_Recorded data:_
#####
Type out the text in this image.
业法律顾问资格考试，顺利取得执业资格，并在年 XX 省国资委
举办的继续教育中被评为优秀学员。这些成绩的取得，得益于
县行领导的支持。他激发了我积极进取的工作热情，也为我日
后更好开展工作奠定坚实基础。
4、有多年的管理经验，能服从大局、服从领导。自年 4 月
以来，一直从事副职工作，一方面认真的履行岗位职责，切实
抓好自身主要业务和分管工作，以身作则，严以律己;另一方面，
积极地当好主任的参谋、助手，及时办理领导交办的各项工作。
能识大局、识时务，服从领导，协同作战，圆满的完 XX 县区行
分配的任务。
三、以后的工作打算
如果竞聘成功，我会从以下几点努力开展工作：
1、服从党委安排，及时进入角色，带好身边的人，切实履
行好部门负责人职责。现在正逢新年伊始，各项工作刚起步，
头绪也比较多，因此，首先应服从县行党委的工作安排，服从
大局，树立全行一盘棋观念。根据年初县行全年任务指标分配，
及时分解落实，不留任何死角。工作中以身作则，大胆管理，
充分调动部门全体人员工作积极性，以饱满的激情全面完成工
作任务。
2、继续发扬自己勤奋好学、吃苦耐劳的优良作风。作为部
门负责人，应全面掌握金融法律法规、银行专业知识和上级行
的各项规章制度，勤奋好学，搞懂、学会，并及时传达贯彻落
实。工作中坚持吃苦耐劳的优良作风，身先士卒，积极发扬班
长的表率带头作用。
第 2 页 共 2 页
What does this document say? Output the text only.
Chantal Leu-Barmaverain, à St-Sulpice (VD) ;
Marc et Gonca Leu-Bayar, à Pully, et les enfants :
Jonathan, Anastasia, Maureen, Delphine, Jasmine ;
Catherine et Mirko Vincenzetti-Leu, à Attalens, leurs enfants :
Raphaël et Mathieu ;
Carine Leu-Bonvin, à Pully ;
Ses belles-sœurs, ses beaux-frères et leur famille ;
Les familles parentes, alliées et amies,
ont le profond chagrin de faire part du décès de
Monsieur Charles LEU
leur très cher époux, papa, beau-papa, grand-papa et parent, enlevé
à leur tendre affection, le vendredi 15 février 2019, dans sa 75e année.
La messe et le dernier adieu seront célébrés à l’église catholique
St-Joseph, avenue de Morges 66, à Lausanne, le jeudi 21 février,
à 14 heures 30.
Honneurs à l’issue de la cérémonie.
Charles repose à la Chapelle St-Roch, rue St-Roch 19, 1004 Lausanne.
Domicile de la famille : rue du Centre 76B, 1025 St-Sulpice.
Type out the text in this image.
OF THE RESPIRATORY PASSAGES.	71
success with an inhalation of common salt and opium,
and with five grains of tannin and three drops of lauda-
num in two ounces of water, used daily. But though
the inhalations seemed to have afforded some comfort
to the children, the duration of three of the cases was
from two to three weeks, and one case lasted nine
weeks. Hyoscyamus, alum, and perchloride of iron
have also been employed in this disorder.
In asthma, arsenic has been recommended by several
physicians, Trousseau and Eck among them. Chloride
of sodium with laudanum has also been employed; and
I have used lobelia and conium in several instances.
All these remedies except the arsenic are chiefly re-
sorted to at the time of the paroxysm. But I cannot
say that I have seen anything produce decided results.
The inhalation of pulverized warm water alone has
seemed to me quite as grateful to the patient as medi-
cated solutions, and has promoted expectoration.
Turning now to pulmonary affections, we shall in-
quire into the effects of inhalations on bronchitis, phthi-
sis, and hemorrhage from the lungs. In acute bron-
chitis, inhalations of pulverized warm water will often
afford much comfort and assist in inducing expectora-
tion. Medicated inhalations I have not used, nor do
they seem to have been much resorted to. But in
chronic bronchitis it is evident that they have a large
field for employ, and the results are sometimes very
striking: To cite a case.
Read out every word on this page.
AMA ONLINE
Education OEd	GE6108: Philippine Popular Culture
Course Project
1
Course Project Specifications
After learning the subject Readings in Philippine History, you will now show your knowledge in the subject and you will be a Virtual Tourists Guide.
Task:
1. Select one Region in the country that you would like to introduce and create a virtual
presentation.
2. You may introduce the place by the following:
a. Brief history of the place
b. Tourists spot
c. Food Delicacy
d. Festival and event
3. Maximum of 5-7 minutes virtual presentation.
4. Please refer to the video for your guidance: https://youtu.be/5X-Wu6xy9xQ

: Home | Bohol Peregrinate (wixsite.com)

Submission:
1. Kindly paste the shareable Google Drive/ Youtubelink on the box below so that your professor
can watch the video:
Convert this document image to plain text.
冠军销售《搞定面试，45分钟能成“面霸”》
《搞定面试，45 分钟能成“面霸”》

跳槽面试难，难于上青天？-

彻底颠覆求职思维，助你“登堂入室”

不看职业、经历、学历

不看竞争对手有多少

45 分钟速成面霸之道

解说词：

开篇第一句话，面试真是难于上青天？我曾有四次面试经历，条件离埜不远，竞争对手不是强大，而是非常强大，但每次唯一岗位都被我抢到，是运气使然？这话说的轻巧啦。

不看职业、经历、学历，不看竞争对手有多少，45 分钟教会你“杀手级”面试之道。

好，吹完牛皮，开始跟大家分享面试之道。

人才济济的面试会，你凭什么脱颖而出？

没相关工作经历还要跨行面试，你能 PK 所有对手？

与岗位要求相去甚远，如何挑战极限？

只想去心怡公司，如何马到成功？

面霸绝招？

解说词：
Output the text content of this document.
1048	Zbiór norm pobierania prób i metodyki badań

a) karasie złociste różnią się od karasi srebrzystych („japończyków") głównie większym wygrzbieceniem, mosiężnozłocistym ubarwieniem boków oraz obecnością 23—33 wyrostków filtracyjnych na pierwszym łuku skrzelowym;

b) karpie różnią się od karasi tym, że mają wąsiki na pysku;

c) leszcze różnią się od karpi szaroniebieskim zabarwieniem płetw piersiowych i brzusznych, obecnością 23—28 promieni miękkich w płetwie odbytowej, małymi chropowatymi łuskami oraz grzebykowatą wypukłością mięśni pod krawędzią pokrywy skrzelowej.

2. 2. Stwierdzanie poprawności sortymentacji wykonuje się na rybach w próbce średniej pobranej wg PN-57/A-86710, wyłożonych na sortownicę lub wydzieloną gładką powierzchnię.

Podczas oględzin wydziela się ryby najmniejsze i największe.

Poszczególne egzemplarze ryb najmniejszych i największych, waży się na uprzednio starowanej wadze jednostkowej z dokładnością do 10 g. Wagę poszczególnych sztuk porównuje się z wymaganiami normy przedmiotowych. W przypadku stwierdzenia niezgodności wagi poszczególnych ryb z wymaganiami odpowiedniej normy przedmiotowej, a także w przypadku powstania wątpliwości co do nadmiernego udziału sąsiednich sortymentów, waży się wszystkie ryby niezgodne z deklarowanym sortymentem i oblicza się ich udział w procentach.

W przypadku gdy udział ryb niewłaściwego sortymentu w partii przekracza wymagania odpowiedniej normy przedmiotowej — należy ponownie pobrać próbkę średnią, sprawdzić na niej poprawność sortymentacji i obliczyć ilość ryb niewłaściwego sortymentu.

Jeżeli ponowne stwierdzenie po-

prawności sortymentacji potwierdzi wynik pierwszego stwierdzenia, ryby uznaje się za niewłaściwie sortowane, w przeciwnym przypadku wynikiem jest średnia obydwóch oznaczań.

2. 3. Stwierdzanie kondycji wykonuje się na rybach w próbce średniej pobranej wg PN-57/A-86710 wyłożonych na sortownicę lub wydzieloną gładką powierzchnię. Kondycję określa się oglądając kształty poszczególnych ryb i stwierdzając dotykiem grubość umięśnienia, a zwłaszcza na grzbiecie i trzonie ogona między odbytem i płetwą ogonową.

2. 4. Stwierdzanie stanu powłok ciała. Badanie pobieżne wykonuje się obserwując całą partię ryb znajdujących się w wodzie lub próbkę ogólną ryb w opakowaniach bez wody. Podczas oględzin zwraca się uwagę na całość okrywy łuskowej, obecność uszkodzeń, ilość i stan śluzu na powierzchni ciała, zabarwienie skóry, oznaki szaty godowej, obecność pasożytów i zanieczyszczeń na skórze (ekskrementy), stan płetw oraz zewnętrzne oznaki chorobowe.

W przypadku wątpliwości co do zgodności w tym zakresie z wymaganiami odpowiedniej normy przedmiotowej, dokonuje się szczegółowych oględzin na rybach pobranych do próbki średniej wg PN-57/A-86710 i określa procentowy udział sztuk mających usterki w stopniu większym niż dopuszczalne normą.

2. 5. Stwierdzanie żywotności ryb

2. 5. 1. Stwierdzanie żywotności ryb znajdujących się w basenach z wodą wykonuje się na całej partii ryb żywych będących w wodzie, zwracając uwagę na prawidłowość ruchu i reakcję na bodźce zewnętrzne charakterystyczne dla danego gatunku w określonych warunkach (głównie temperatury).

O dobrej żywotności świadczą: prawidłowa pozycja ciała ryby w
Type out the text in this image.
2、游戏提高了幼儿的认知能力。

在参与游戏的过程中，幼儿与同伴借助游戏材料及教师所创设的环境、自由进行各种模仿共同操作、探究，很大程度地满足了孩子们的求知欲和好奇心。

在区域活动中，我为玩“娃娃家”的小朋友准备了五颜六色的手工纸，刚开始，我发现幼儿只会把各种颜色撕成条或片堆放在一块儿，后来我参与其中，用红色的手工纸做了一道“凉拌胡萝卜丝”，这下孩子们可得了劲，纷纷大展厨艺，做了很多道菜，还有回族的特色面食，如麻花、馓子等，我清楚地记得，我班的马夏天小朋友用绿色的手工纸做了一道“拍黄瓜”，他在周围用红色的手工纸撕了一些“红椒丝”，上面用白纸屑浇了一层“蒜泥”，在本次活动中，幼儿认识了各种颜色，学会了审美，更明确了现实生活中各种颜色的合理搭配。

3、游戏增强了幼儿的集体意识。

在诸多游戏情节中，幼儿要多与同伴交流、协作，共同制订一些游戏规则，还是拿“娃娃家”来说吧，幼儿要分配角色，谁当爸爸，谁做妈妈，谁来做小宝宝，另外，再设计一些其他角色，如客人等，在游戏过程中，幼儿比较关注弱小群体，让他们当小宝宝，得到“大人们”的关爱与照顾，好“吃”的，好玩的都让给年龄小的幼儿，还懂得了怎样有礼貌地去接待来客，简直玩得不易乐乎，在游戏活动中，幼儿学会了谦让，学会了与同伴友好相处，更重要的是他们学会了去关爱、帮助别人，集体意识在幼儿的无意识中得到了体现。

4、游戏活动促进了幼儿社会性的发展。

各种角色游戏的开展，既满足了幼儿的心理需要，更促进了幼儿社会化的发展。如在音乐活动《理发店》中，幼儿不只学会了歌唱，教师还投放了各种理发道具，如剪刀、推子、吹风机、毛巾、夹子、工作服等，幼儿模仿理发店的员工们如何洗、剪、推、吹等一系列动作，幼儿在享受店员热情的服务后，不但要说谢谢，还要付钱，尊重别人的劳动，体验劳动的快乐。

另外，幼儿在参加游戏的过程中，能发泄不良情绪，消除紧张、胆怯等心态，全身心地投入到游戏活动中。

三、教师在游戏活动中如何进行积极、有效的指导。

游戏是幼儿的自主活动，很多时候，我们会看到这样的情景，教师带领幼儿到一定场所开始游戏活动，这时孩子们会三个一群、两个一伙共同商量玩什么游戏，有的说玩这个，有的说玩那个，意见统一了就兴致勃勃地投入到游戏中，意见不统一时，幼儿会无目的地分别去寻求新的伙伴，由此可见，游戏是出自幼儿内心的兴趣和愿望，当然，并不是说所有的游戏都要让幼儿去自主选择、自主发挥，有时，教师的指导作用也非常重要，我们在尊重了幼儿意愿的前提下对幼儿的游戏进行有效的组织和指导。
#####
_Work instructions:_ Scan the entries above. Copy each line that has the string "employed".

_Written reply:_
have also been employed in this disorder.
of sodium with laudanum has also been employed; and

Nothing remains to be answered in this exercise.